→ **WRITTEN EXERCISE**
Read the material below. Count the lines containing "page" and give that count alone.

*-*-*

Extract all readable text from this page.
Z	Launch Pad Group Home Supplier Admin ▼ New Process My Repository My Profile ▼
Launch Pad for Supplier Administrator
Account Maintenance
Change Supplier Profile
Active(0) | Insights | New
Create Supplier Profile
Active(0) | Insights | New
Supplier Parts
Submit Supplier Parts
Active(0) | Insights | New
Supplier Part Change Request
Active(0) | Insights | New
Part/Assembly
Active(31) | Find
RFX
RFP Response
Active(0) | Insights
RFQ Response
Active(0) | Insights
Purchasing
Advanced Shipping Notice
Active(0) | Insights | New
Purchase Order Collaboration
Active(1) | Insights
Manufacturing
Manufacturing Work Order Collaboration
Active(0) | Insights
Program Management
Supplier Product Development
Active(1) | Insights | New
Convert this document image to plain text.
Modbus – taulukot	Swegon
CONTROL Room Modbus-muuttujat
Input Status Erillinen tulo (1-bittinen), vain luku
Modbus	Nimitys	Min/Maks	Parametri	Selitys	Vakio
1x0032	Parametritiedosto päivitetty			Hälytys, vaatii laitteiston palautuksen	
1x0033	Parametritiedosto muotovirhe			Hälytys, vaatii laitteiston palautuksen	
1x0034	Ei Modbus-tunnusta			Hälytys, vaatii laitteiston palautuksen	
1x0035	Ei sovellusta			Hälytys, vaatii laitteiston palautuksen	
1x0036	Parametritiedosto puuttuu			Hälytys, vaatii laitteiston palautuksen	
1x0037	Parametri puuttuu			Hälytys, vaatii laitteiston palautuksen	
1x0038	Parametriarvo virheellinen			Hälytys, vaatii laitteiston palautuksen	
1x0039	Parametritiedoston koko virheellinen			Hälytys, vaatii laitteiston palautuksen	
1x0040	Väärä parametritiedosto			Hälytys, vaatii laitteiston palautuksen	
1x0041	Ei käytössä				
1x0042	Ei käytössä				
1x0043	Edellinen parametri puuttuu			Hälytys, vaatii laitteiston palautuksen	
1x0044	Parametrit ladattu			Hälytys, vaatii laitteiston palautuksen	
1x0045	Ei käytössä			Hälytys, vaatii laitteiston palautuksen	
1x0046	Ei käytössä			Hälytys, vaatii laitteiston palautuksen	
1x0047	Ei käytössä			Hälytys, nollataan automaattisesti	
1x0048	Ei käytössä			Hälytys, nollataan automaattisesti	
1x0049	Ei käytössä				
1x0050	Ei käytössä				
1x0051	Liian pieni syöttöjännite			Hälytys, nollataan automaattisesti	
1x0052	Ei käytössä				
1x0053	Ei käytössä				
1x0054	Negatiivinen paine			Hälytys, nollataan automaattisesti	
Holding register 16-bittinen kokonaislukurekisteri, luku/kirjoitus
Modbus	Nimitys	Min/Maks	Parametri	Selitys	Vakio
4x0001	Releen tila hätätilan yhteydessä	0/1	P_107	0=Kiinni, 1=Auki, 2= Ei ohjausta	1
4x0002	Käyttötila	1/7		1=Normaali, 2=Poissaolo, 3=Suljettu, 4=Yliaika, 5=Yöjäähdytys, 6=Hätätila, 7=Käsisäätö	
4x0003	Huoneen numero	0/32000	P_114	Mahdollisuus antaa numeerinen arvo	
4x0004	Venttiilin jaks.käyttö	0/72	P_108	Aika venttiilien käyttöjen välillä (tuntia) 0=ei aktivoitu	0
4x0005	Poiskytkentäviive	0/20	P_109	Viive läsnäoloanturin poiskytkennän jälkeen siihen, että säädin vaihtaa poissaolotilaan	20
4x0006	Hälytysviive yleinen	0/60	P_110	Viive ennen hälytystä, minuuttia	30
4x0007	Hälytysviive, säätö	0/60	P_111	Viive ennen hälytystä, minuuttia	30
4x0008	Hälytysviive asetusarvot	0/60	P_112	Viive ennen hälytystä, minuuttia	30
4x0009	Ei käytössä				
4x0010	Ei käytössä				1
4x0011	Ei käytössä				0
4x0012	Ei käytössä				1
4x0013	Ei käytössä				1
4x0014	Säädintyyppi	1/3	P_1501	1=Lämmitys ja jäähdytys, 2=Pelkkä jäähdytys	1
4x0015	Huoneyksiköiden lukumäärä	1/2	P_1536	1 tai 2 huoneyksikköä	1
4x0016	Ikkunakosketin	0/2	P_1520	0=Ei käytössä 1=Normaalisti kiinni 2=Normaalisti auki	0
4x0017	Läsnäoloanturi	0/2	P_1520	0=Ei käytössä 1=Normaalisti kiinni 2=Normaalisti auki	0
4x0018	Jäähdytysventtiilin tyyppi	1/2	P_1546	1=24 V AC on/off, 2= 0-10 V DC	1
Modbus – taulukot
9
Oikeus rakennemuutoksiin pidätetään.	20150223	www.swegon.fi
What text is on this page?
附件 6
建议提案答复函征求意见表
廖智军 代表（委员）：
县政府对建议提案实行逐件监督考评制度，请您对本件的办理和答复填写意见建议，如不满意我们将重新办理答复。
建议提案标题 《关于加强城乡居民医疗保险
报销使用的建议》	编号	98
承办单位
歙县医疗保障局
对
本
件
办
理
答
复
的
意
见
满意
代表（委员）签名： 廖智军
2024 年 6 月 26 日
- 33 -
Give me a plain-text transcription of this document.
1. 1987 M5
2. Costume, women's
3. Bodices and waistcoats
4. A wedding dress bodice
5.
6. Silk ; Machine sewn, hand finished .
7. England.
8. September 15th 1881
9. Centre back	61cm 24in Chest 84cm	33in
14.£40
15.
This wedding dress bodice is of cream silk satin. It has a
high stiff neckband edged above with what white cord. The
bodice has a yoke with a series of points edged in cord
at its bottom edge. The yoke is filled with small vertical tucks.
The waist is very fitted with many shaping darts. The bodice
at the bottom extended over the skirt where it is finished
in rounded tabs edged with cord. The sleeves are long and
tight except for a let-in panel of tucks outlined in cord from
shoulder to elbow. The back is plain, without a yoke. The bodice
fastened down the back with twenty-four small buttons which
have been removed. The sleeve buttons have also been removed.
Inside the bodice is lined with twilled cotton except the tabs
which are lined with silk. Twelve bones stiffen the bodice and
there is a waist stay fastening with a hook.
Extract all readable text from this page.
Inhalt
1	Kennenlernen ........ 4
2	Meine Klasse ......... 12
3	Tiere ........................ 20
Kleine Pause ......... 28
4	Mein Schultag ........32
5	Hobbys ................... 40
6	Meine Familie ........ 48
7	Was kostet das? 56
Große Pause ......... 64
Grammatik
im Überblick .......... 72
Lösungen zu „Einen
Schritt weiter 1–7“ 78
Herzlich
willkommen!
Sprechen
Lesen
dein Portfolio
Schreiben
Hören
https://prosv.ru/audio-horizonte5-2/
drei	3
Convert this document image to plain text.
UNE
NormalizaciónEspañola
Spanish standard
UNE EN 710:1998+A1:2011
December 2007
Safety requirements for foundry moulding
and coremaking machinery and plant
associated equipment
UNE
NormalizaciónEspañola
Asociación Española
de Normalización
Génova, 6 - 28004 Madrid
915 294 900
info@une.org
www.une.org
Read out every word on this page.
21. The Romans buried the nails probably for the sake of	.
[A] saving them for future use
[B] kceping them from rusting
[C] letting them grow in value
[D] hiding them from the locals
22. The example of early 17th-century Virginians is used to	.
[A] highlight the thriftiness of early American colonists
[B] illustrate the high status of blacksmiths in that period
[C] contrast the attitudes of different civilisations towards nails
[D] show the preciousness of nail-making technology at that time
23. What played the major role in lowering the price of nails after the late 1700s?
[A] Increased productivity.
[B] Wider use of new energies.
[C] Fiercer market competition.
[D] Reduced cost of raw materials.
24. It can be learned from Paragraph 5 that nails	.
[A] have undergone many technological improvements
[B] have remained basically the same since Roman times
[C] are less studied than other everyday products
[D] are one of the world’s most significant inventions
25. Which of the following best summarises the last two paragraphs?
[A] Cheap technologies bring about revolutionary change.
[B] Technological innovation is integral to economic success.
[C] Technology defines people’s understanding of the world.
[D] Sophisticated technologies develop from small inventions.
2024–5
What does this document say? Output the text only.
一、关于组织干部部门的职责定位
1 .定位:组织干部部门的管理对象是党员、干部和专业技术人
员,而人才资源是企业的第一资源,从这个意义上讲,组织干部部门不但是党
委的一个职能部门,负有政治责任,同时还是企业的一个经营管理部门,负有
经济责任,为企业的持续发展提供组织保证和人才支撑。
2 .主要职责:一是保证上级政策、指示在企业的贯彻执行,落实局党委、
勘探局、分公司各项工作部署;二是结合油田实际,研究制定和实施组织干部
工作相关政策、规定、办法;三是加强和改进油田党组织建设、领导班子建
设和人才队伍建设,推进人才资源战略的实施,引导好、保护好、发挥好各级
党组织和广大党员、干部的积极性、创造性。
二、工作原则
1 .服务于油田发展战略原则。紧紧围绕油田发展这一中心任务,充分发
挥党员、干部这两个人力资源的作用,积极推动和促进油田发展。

*-*-*

→ **EXERCISE RESULT**
4